───── Input material ─────

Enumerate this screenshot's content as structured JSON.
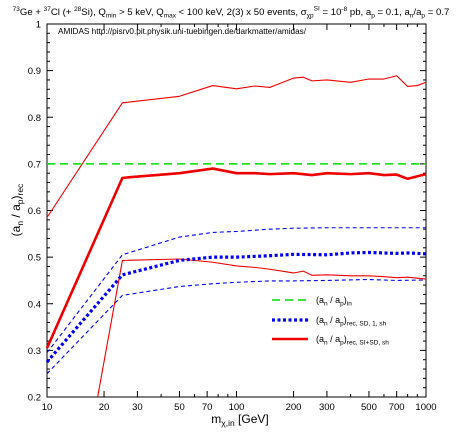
{
  "chart_data": {
    "type": "line",
    "title": "73Ge + 37Cl (+ 28Si), Qmin > 5 keV, Qmax < 100 keV, 2(3) x 50 events, σχpSI = 10-8 pb, ap = 0.1, an/ap = 0.7",
    "title_parts": {
      "ge_mass": "73",
      "ge_symbol": "Ge + ",
      "cl_mass": "37",
      "cl_symbol": "Cl (+ ",
      "si_mass": "28",
      "si_symbol": "Si), Q",
      "qmin_sub": "min",
      "qmin_text": " > 5 keV, Q",
      "qmax_sub": "max",
      "qmax_text": " < 100 keV, 2(3) x 50 events, σ",
      "sigma_sub": "χp",
      "sigma_sup": "SI",
      "sigma_text": " = 10",
      "exp_sup": "-8",
      "tail_text": " pb, a",
      "ap_sub": "p",
      "ap_text": " = 0.1, a",
      "an_sub": "n",
      "ratio_text": "/a",
      "ratio_sub": "p",
      "ratio_val": " = 0.7"
    },
    "annotation": "AMIDAS   http://pisrv0.pit.physik.uni-tuebingen.de/darkmatter/amidas/",
    "xlabel": {
      "main": "m",
      "sub": "χ,in",
      "unit": " [GeV]"
    },
    "ylabel": {
      "open": "(a",
      "sub1": "n",
      "mid": " / a",
      "sub2": "p",
      "close": ")",
      "sub3": "rec"
    },
    "xscale": "log",
    "xlim": [
      10,
      1000
    ],
    "ylim": [
      0.2,
      1.0
    ],
    "xticks": [
      10,
      20,
      30,
      50,
      70,
      100,
      200,
      300,
      500,
      700,
      1000
    ],
    "xtick_labels": [
      "10",
      "20",
      "30",
      "50",
      "70",
      "100",
      "200",
      "300",
      "500",
      "700",
      "1000"
    ],
    "yticks": [
      0.2,
      0.3,
      0.4,
      0.5,
      0.6,
      0.7,
      0.8,
      0.9,
      1.0
    ],
    "ytick_labels": [
      "0.2",
      "0.3",
      "0.4",
      "0.5",
      "0.6",
      "0.7",
      "0.8",
      "0.9",
      "1"
    ],
    "legend_position": "lower-right",
    "legend": [
      {
        "main": "(a",
        "s1": "n",
        "mid": " / a",
        "s2": "p",
        "close": ")",
        "sub": "in",
        "color": "#00dd00",
        "dash": "8,5",
        "width": 1.6
      },
      {
        "main": "(a",
        "s1": "n",
        "mid": " / a",
        "s2": "p",
        "close": ")",
        "sub": "rec, SD, 1, sh",
        "color": "#0000ee",
        "dash": "3,2.5",
        "width": 3.2
      },
      {
        "main": "(a",
        "s1": "n",
        "mid": " / a",
        "s2": "p",
        "close": ")",
        "sub": "rec, SI+SD, sh",
        "color": "#ee0000",
        "dash": "",
        "width": 2.6
      }
    ],
    "input_value": 0.7,
    "series": [
      {
        "color": "#ee0000",
        "width": 2.6,
        "dash": "",
        "x": [
          10,
          25,
          50,
          75,
          100,
          125,
          150,
          200,
          250,
          300,
          400,
          500,
          600,
          700,
          800,
          1000
        ],
        "y": [
          0.305,
          0.67,
          0.68,
          0.69,
          0.68,
          0.68,
          0.678,
          0.68,
          0.676,
          0.68,
          0.678,
          0.68,
          0.676,
          0.677,
          0.668,
          0.678
        ]
      },
      {
        "color": "#ee0000",
        "width": 1.1,
        "dash": "",
        "x": [
          10,
          25,
          50,
          75,
          100,
          125,
          150,
          200,
          225,
          250,
          300,
          400,
          500,
          600,
          700,
          800,
          900,
          1000
        ],
        "y": [
          0.585,
          0.831,
          0.845,
          0.868,
          0.861,
          0.867,
          0.864,
          0.884,
          0.886,
          0.878,
          0.88,
          0.875,
          0.882,
          0.882,
          0.889,
          0.866,
          0.868,
          0.875
        ]
      },
      {
        "color": "#ee0000",
        "width": 1.1,
        "dash": "",
        "x": [
          18.5,
          25,
          50,
          75,
          100,
          125,
          150,
          200,
          225,
          250,
          300,
          400,
          500,
          600,
          700,
          800,
          1000
        ],
        "y": [
          0.2,
          0.493,
          0.496,
          0.489,
          0.481,
          0.478,
          0.474,
          0.466,
          0.47,
          0.461,
          0.462,
          0.46,
          0.46,
          0.458,
          0.456,
          0.457,
          0.453
        ]
      },
      {
        "color": "#0000ee",
        "width": 3.2,
        "dash": "3,2.5",
        "x": [
          10,
          25,
          50,
          75,
          100,
          150,
          200,
          300,
          400,
          500,
          700,
          800,
          1000
        ],
        "y": [
          0.275,
          0.462,
          0.493,
          0.5,
          0.5,
          0.503,
          0.506,
          0.505,
          0.509,
          0.51,
          0.508,
          0.509,
          0.507
        ]
      },
      {
        "color": "#0000ee",
        "width": 1.1,
        "dash": "4,3",
        "x": [
          10,
          25,
          50,
          75,
          100,
          150,
          200,
          300,
          500,
          700,
          1000
        ],
        "y": [
          0.295,
          0.505,
          0.543,
          0.553,
          0.555,
          0.56,
          0.562,
          0.563,
          0.563,
          0.563,
          0.563
        ]
      },
      {
        "color": "#0000ee",
        "width": 1.1,
        "dash": "4,3",
        "x": [
          10,
          25,
          50,
          75,
          100,
          150,
          200,
          300,
          500,
          700,
          1000
        ],
        "y": [
          0.25,
          0.418,
          0.437,
          0.443,
          0.446,
          0.449,
          0.449,
          0.45,
          0.452,
          0.45,
          0.451
        ]
      }
    ]
  }
}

─────

[Task goal]:
Pictures stay out; repeat all the rest of the records exactly.

[Written reply]:
Enumerate this screenshot's content as structured JSON.
{
  "chart_data": {
    "type": "line",
    "title": "73Ge + 37Cl (+ 28Si), Qmin > 5 keV, Qmax < 100 keV, 2(3) x 50 events, σχpSI = 10-8 pb, ap = 0.1, an/ap = 0.7",
    "title_parts": {
      "ge_mass": "73",
      "ge_symbol": "Ge + ",
      "cl_mass": "37",
      "cl_symbol": "Cl (+ ",
      "si_mass": "28",
      "si_symbol": "Si), Q",
      "qmin_sub": "min",
      "qmin_text": " > 5 keV, Q",
      "qmax_sub": "max",
      "qmax_text": " < 100 keV, 2(3) x 50 events, σ",
      "sigma_sub": "χp",
      "sigma_sup": "SI",
      "sigma_text": " = 10",
      "exp_sup": "-8",
      "tail_text": " pb, a",
      "ap_sub": "p",
      "ap_text": " = 0.1, a",
      "an_sub": "n",
      "ratio_text": "/a",
      "ratio_sub": "p",
      "ratio_val": " = 0.7"
    },
    "annotation": "AMIDAS   http://pisrv0.pit.physik.uni-tuebingen.de/darkmatter/amidas/",
    "xlabel": {
      "main": "m",
      "sub": "χ,in",
      "unit": " [GeV]"
    },
    "ylabel": {
      "open": "(a",
      "sub1": "n",
      "mid": " / a",
      "sub2": "p",
      "close": ")",
      "sub3": "rec"
    },
    "xscale": "log",
    "xlim": [
      10,
      1000
    ],
    "ylim": [
      0.2,
      1.0
    ],
    "xticks": [
      10,
      20,
      30,
      50,
      70,
      100,
      200,
      300,
      500,
      700,
      1000
    ],
    "xtick_labels": [
      "10",
      "20",
      "30",
      "50",
      "70",
      "100",
      "200",
      "300",
      "500",
      "700",
      "1000"
    ],
    "yticks": [
      0.2,
      0.3,
      0.4,
      0.5,
      0.6,
      0.7,
      0.8,
      0.9,
      1.0
    ],
    "ytick_labels": [
      "0.2",
      "0.3",
      "0.4",
      "0.5",
      "0.6",
      "0.7",
      "0.8",
      "0.9",
      "1"
    ],
    "legend_position": "lower-right",
    "legend": [
      {
        "main": "(a",
        "s1": "n",
        "mid": " / a",
        "s2": "p",
        "close": ")",
        "sub": "in",
        "color": "#00dd00",
        "dash": "8,5",
        "width": 1.6
      },
      {
        "main": "(a",
        "s1": "n",
        "mid": " / a",
        "s2": "p",
        "close": ")",
        "sub": "rec, SD, 1, sh",
        "color": "#0000ee",
        "dash": "3,2.5",
        "width": 3.2
      },
      {
        "main": "(a",
        "s1": "n",
        "mid": " / a",
        "s2": "p",
        "close": ")",
        "sub": "rec, SI+SD, sh",
        "color": "#ee0000",
        "dash": "",
        "width": 2.6
      }
    ],
    "input_value": 0.7,
    "series": [
      {
        "color": "#ee0000",
        "width": 2.6,
        "dash": "",
        "x": [
          10,
          25,
          50,
          75,
          100,
          125,
          150,
          200,
          250,
          300,
          400,
          500,
          600,
          700,
          800,
          1000
        ],
        "y": [
          0.305,
          0.67,
          0.68,
          0.69,
          0.68,
          0.68,
          0.678,
          0.68,
          0.676,
          0.68,
          0.678,
          0.68,
          0.676,
          0.677,
          0.668,
          0.678
        ]
      },
      {
        "color": "#ee0000",
        "width": 1.1,
        "dash": "",
        "x": [
          10,
          25,
          50,
          75,
          100,
          125,
          150,
          200,
          225,
          250,
          300,
          400,
          500,
          600,
          700,
          800,
          900,
          1000
        ],
        "y": [
          0.585,
          0.831,
          0.845,
          0.868,
          0.861,
          0.867,
          0.864,
          0.884,
          0.886,
          0.878,
          0.88,
          0.875,
          0.882,
          0.882,
          0.889,
          0.866,
          0.868,
          0.875
        ]
      },
      {
        "color": "#ee0000",
        "width": 1.1,
        "dash": "",
        "x": [
          18.5,
          25,
          50,
          75,
          100,
          125,
          150,
          200,
          225,
          250,
          300,
          400,
          500,
          600,
          700,
          800,
          1000
        ],
        "y": [
          0.2,
          0.493,
          0.496,
          0.489,
          0.481,
          0.478,
          0.474,
          0.466,
          0.47,
          0.461,
          0.462,
          0.46,
          0.46,
          0.458,
          0.456,
          0.457,
          0.453
        ]
      },
      {
        "color": "#0000ee",
        "width": 3.2,
        "dash": "3,2.5",
        "x": [
          10,
          25,
          50,
          75,
          100,
          150,
          200,
          300,
          400,
          500,
          700,
          800,
          1000
        ],
        "y": [
          0.275,
          0.462,
          0.493,
          0.5,
          0.5,
          0.503,
          0.506,
          0.505,
          0.509,
          0.51,
          0.508,
          0.509,
          0.507
        ]
      },
      {
        "color": "#0000ee",
        "width": 1.1,
        "dash": "4,3",
        "x": [
          10,
          25,
          50,
          75,
          100,
          150,
          200,
          300,
          500,
          700,
          1000
        ],
        "y": [
          0.295,
          0.505,
          0.543,
          0.553,
          0.555,
          0.56,
          0.562,
          0.563,
          0.563,
          0.563,
          0.563
        ]
      },
      {
        "color": "#0000ee",
        "width": 1.1,
        "dash": "4,3",
        "x": [
          10,
          25,
          50,
          75,
          100,
          150,
          200,
          300,
          500,
          700,
          1000
        ],
        "y": [
          0.25,
          0.418,
          0.437,
          0.443,
          0.446,
          0.449,
          0.449,
          0.45,
          0.452,
          0.45,
          0.451
        ]
      }
    ]
  }
}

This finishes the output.